-- Opening Marker --

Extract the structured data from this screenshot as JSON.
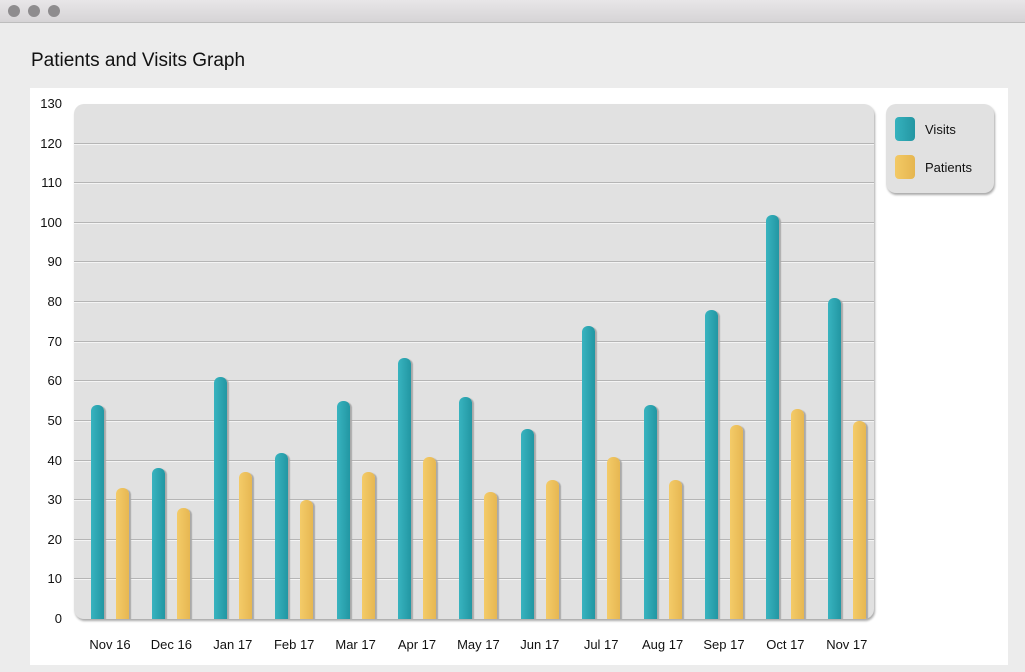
{
  "window": {
    "traffic_lights": [
      "close",
      "minimize",
      "zoom"
    ]
  },
  "page": {
    "title": "Patients and Visits Graph"
  },
  "colors": {
    "visits": "#2ea8b5",
    "patients": "#efc35c"
  },
  "legend": {
    "items": [
      {
        "label": "Visits",
        "color": "#2ea8b5"
      },
      {
        "label": "Patients",
        "color": "#efc35c"
      }
    ]
  },
  "chart_data": {
    "type": "bar",
    "title": "Patients and Visits Graph",
    "xlabel": "",
    "ylabel": "",
    "ylim": [
      0,
      130
    ],
    "yticks": [
      0,
      10,
      20,
      30,
      40,
      50,
      60,
      70,
      80,
      90,
      100,
      110,
      120,
      130
    ],
    "grid": true,
    "legend_position": "right-top",
    "categories": [
      "Nov 16",
      "Dec 16",
      "Jan 17",
      "Feb 17",
      "Mar 17",
      "Apr 17",
      "May 17",
      "Jun 17",
      "Jul 17",
      "Aug 17",
      "Sep 17",
      "Oct 17",
      "Nov 17"
    ],
    "series": [
      {
        "name": "Visits",
        "color": "#2ea8b5",
        "values": [
          54,
          38,
          61,
          42,
          55,
          66,
          56,
          48,
          74,
          54,
          78,
          102,
          81
        ]
      },
      {
        "name": "Patients",
        "color": "#efc35c",
        "values": [
          33,
          28,
          37,
          30,
          37,
          41,
          32,
          35,
          41,
          35,
          49,
          53,
          50
        ]
      }
    ]
  }
}
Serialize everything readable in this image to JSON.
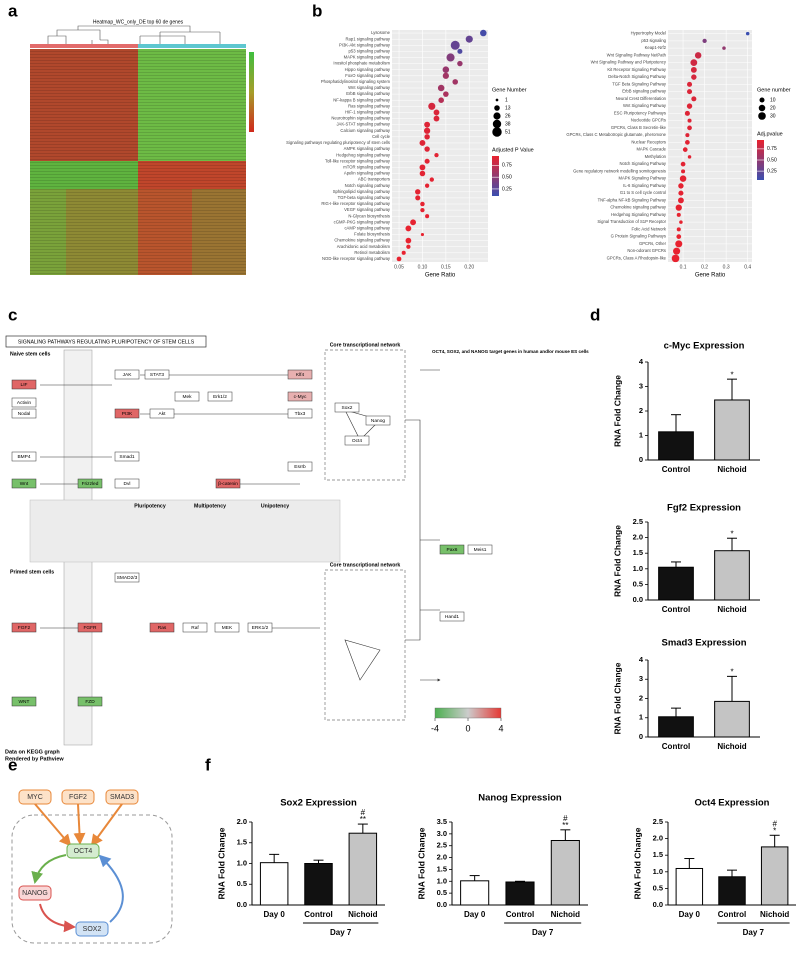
{
  "panel_labels": [
    "a",
    "b",
    "c",
    "d",
    "e",
    "f"
  ],
  "heatmap": {
    "title": "Heatmap_WC_only_DE top 60 de genes"
  },
  "chart_data": [
    {
      "type": "dot",
      "xlabel": "Gene Ratio",
      "categories": [
        "Lysosome",
        "Rap1 signaling pathway",
        "PI3K-Akt signaling pathway",
        "p53 signaling pathway",
        "MAPK signaling pathway",
        "Inositol phosphate metabolism",
        "Hippo signaling pathway",
        "FoxO signaling pathway",
        "Phosphatidylinositol signaling system",
        "Wnt signaling pathway",
        "ErbB signaling pathway",
        "NF-kappa B signaling pathway",
        "Ras signaling pathway",
        "HIF-1 signaling pathway",
        "Neurotrophin signaling pathway",
        "JAK-STAT signaling pathway",
        "Calcium signaling pathway",
        "Cell cycle",
        "Signaling pathways regulating pluripotency of stem cells",
        "AMPK signaling pathway",
        "Hedgehog signaling pathway",
        "Toll-like receptor signaling pathway",
        "mTOR signaling pathway",
        "Apelin signaling pathway",
        "ABC transporters",
        "Notch signaling pathway",
        "Sphingolipid signaling pathway",
        "TGF-beta signaling pathway",
        "RIG-I-like receptor signaling pathway",
        "VEGF signaling pathway",
        "N-Glycan biosynthesis",
        "cGMP-PKG signaling pathway",
        "cAMP signaling pathway",
        "Folate biosynthesis",
        "Chemokine signaling pathway",
        "Arachidonic acid metabolism",
        "Retinol metabolism",
        "NOD-like receptor signaling pathway"
      ],
      "values": [
        0.23,
        0.2,
        0.17,
        0.18,
        0.16,
        0.18,
        0.15,
        0.15,
        0.17,
        0.14,
        0.15,
        0.14,
        0.12,
        0.13,
        0.13,
        0.11,
        0.11,
        0.11,
        0.1,
        0.11,
        0.13,
        0.11,
        0.1,
        0.1,
        0.12,
        0.11,
        0.09,
        0.09,
        0.1,
        0.1,
        0.11,
        0.08,
        0.07,
        0.1,
        0.07,
        0.07,
        0.06,
        0.05
      ],
      "sizes": [
        20,
        25,
        45,
        10,
        35,
        12,
        20,
        18,
        13,
        20,
        13,
        13,
        25,
        15,
        15,
        15,
        18,
        12,
        15,
        12,
        6,
        10,
        15,
        13,
        6,
        6,
        12,
        10,
        7,
        6,
        5,
        15,
        15,
        2,
        14,
        6,
        5,
        8
      ],
      "pvalues": [
        0.15,
        0.3,
        0.3,
        0.2,
        0.45,
        0.55,
        0.55,
        0.6,
        0.6,
        0.6,
        0.65,
        0.7,
        0.85,
        0.88,
        0.88,
        0.9,
        0.9,
        0.9,
        0.9,
        0.9,
        0.92,
        0.92,
        0.92,
        0.92,
        0.93,
        0.93,
        0.93,
        0.93,
        0.94,
        0.94,
        0.94,
        0.94,
        0.95,
        0.95,
        0.95,
        0.95,
        0.95,
        0.95
      ],
      "xlim": [
        0.035,
        0.24
      ],
      "xticks": [
        0.05,
        {
          "value": 0.1,
          "label": "0.10"
        },
        0.15,
        {
          "value": 0.2,
          "label": "0.20"
        }
      ],
      "size_legend": {
        "title": "Gene Number",
        "values": [
          1,
          13,
          26,
          38,
          51
        ]
      },
      "color_legend": {
        "title": "Adjusted P Value",
        "ticks": [
          0.75,
          {
            "value": 0.5,
            "label": "0.50"
          },
          0.25
        ]
      },
      "clim": [
        0.1,
        0.95
      ],
      "colors": {
        "low": "#3b4fb0",
        "high": "#e8222f"
      },
      "background": "#ebebeb"
    },
    {
      "type": "dot",
      "xlabel": "Gene Ratio",
      "categories": [
        "Hypertrophy Model",
        "p53 signaling",
        "Keap1-Nrf2",
        "Wnt Signaling Pathway NetPath",
        "Wnt Signaling Pathway and Pluripotency",
        "Kit Receptor Signaling Pathway",
        "Delta-Notch Signaling Pathway",
        "TGF Beta Signaling Pathway",
        "ErbB signaling pathway",
        "Neural Crest Differentiation",
        "Wnt Signaling Pathway",
        "ESC Pluripotency Pathways",
        "Nucleotide GPCRs",
        "GPCRs, Class B Secretin-like",
        "GPCRs, Class C Metabotropic glutamate, pheromone",
        "Nuclear Receptors",
        "MAPK Cascade",
        "Methylation",
        "Notch Signaling Pathway",
        "Gene regulatory network modelling somitogenesis",
        "MAPK Signaling Pathway",
        "IL-6 Signaling Pathway",
        "G1 to S cell cycle control",
        "TNF-alpha NF-kB Signaling Pathway",
        "Chemokine signaling pathway",
        "Hedgehog Signaling Pathway",
        "Signal Transduction of S1P Receptor",
        "Folic Acid Network",
        "G Protein Signaling Pathways",
        "GPCRs, Other",
        "Non-odorant GPCRs",
        "GPCRs, Class A Rhodopsin-like"
      ],
      "values": [
        0.4,
        0.2,
        0.29,
        0.17,
        0.15,
        0.15,
        0.15,
        0.13,
        0.13,
        0.15,
        0.13,
        0.12,
        0.13,
        0.13,
        0.12,
        0.12,
        0.11,
        0.13,
        0.1,
        0.1,
        0.1,
        0.09,
        0.09,
        0.09,
        0.08,
        0.08,
        0.09,
        0.08,
        0.08,
        0.08,
        0.07,
        0.065
      ],
      "sizes": [
        3,
        6,
        3,
        20,
        22,
        15,
        12,
        10,
        10,
        10,
        12,
        10,
        5,
        8,
        5,
        8,
        8,
        3,
        8,
        5,
        20,
        12,
        10,
        15,
        18,
        5,
        3,
        5,
        8,
        25,
        25,
        30
      ],
      "pvalues": [
        0.05,
        0.4,
        0.5,
        0.8,
        0.82,
        0.85,
        0.85,
        0.88,
        0.88,
        0.88,
        0.9,
        0.9,
        0.9,
        0.9,
        0.9,
        0.92,
        0.92,
        0.92,
        0.92,
        0.92,
        0.93,
        0.93,
        0.93,
        0.93,
        0.94,
        0.94,
        0.94,
        0.94,
        0.95,
        0.95,
        0.95,
        0.95
      ],
      "xlim": [
        0.03,
        0.42
      ],
      "xticks": [
        0.1,
        0.2,
        0.3,
        0.4
      ],
      "size_legend": {
        "title": "Gene number",
        "values": [
          10,
          20,
          30
        ]
      },
      "color_legend": {
        "title": "Adj.pvalue",
        "ticks": [
          0.75,
          {
            "value": 0.5,
            "label": "0.50"
          },
          0.25
        ]
      },
      "clim": [
        0.05,
        0.95
      ],
      "colors": {
        "low": "#3b4fb0",
        "high": "#e8222f"
      },
      "background": "#ebebeb"
    },
    {
      "type": "bar",
      "title": "c-Myc Expression",
      "ylabel": "RNA Fold Change",
      "categories": [
        "Control",
        "Nichoid"
      ],
      "values": [
        1.15,
        2.45
      ],
      "errors": [
        0.7,
        0.85
      ],
      "colors": [
        "#111111",
        "#c4c4c4"
      ],
      "annotations": [
        null,
        [
          "*"
        ]
      ],
      "ylim": [
        0,
        4
      ],
      "yticks": [
        0,
        1,
        2,
        3,
        4
      ]
    },
    {
      "type": "bar",
      "title": "Fgf2 Expression",
      "ylabel": "RNA Fold Change",
      "categories": [
        "Control",
        "Nichoid"
      ],
      "values": [
        1.05,
        1.58
      ],
      "errors": [
        0.17,
        0.4
      ],
      "colors": [
        "#111111",
        "#c4c4c4"
      ],
      "annotations": [
        null,
        [
          "*"
        ]
      ],
      "ylim": [
        0,
        2.5
      ],
      "yticks": [
        {
          "value": 0,
          "label": "0.0"
        },
        0.5,
        {
          "value": 1,
          "label": "1.0"
        },
        1.5,
        {
          "value": 2,
          "label": "2.0"
        },
        2.5
      ]
    },
    {
      "type": "bar",
      "title": "Smad3 Expression",
      "ylabel": "RNA Fold Change",
      "categories": [
        "Control",
        "Nichoid"
      ],
      "values": [
        1.05,
        1.85
      ],
      "errors": [
        0.45,
        1.3
      ],
      "colors": [
        "#111111",
        "#c4c4c4"
      ],
      "annotations": [
        null,
        [
          "*"
        ]
      ],
      "ylim": [
        0,
        4
      ],
      "yticks": [
        0,
        1,
        2,
        3,
        4
      ]
    },
    {
      "type": "bar",
      "title": "Sox2 Expression",
      "ylabel": "RNA Fold Change",
      "categories": [
        "Day 0",
        "Control",
        "Nichoid"
      ],
      "values": [
        1.02,
        1.0,
        1.73
      ],
      "errors": [
        0.2,
        0.08,
        0.22
      ],
      "colors": [
        "#ffffff",
        "#111111",
        "#c4c4c4"
      ],
      "annotations": [
        null,
        null,
        [
          "#",
          "**"
        ]
      ],
      "group_label": "Day 7",
      "ylim": [
        0,
        2
      ],
      "yticks": [
        {
          "value": 0,
          "label": "0.0"
        },
        0.5,
        {
          "value": 1,
          "label": "1.0"
        },
        1.5,
        {
          "value": 2,
          "label": "2.0"
        }
      ]
    },
    {
      "type": "bar",
      "title": "Nanog Expression",
      "ylabel": "RNA Fold Change",
      "categories": [
        "Day 0",
        "Control",
        "Nichoid"
      ],
      "values": [
        1.02,
        0.97,
        2.72
      ],
      "errors": [
        0.22,
        0.03,
        0.45
      ],
      "colors": [
        "#ffffff",
        "#111111",
        "#c4c4c4"
      ],
      "annotations": [
        null,
        null,
        [
          "#",
          "**"
        ]
      ],
      "group_label": "Day 7",
      "ylim": [
        0,
        3.5
      ],
      "yticks": [
        {
          "value": 0,
          "label": "0.0"
        },
        0.5,
        {
          "value": 1,
          "label": "1.0"
        },
        1.5,
        {
          "value": 2,
          "label": "2.0"
        },
        2.5,
        {
          "value": 3,
          "label": "3.0"
        },
        3.5
      ]
    },
    {
      "type": "bar",
      "title": "Oct4 Expression",
      "ylabel": "RNA Fold Change",
      "categories": [
        "Day 0",
        "Control",
        "Nichoid"
      ],
      "values": [
        1.1,
        0.85,
        1.75
      ],
      "errors": [
        0.3,
        0.2,
        0.35
      ],
      "colors": [
        "#ffffff",
        "#111111",
        "#c4c4c4"
      ],
      "annotations": [
        null,
        null,
        [
          "#",
          "*"
        ]
      ],
      "group_label": "Day 7",
      "ylim": [
        0,
        2.5
      ],
      "yticks": [
        {
          "value": 0,
          "label": "0.0"
        },
        0.5,
        {
          "value": 1,
          "label": "1.0"
        },
        1.5,
        {
          "value": 2,
          "label": "2.0"
        },
        2.5
      ]
    }
  ],
  "pathway": {
    "title": "SIGNALING PATHWAYS REGULATING PLURIPOTENCY OF STEM CELLS",
    "sections": [
      "Naive stem cells",
      "Primed stem cells",
      "Core transcriptional network",
      "Core transcriptional network",
      "OCT4, SOX2, and NANOG target genes in human and/or mouse ES cells",
      "Pluripotency",
      "Multipotency",
      "Unipotency"
    ],
    "nodes": [
      {
        "label": "LIF",
        "color": "#e06666"
      },
      {
        "label": "JAK",
        "color": "#ffffff"
      },
      {
        "label": "STAT3",
        "color": "#ffffff"
      },
      {
        "label": "PI3K",
        "color": "#e06666"
      },
      {
        "label": "Akt",
        "color": "#ffffff"
      },
      {
        "label": "Mek",
        "color": "#ffffff"
      },
      {
        "label": "Erk1/2",
        "color": "#ffffff"
      },
      {
        "label": "Activin",
        "color": "#ffffff"
      },
      {
        "label": "Nodal",
        "color": "#ffffff"
      },
      {
        "label": "BMP4",
        "color": "#ffffff"
      },
      {
        "label": "Smad1",
        "color": "#ffffff"
      },
      {
        "label": "Wnt",
        "color": "#77c06a"
      },
      {
        "label": "Frizzled",
        "color": "#77c06a"
      },
      {
        "label": "Dvl",
        "color": "#ffffff"
      },
      {
        "label": "β-catenin",
        "color": "#e06666"
      },
      {
        "label": "Klf4",
        "color": "#e8b0b0"
      },
      {
        "label": "c-Myc",
        "color": "#e8b0b0"
      },
      {
        "label": "Tbx3",
        "color": "#ffffff"
      },
      {
        "label": "Sox2",
        "color": "#ffffff"
      },
      {
        "label": "Oct4",
        "color": "#ffffff"
      },
      {
        "label": "Nanog",
        "color": "#ffffff"
      },
      {
        "label": "Esrrb",
        "color": "#ffffff"
      },
      {
        "label": "FGF2",
        "color": "#e06666"
      },
      {
        "label": "FGFR",
        "color": "#e06666"
      },
      {
        "label": "Ras",
        "color": "#e06666"
      },
      {
        "label": "Raf",
        "color": "#ffffff"
      },
      {
        "label": "MEK",
        "color": "#ffffff"
      },
      {
        "label": "ERK1/2",
        "color": "#ffffff"
      },
      {
        "label": "WNT",
        "color": "#77c06a"
      },
      {
        "label": "FZD",
        "color": "#77c06a"
      },
      {
        "label": "SMAD2/3",
        "color": "#ffffff"
      },
      {
        "label": "Pax6",
        "color": "#77c06a"
      },
      {
        "label": "Meis1",
        "color": "#ffffff"
      },
      {
        "label": "Hand1",
        "color": "#ffffff"
      }
    ],
    "legend_ticks": [
      -4,
      0,
      4
    ],
    "legend_colors": [
      "#4caf50",
      "#cccccc",
      "#e53935"
    ],
    "footer": [
      "Data on KEGG graph",
      "Rendered by Pathview"
    ]
  },
  "network": {
    "nodes": [
      {
        "label": "MYC",
        "color": "#fde2c8",
        "stroke": "#e8883a"
      },
      {
        "label": "FGF2",
        "color": "#fde2c8",
        "stroke": "#e8883a"
      },
      {
        "label": "SMAD3",
        "color": "#fde2c8",
        "stroke": "#e8883a"
      },
      {
        "label": "OCT4",
        "color": "#d4ecd0",
        "stroke": "#6ab04c"
      },
      {
        "label": "NANOG",
        "color": "#f9d6d6",
        "stroke": "#d9534f"
      },
      {
        "label": "SOX2",
        "color": "#d2e3f5",
        "stroke": "#5b8fd4"
      }
    ]
  }
}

-- Closing Marker --

Exercise aim » Only the lines above that include the word "like" belong in the answer; copy each one.

Solution for this problem »
        "Toll-like receptor signaling pathway",
        "RIG-I-like receptor signaling pathway",
        "NOD-like receptor signaling pathway"
        "GPCRs, Class B Secretin-like",
        "GPCRs, Class A Rhodopsin-like"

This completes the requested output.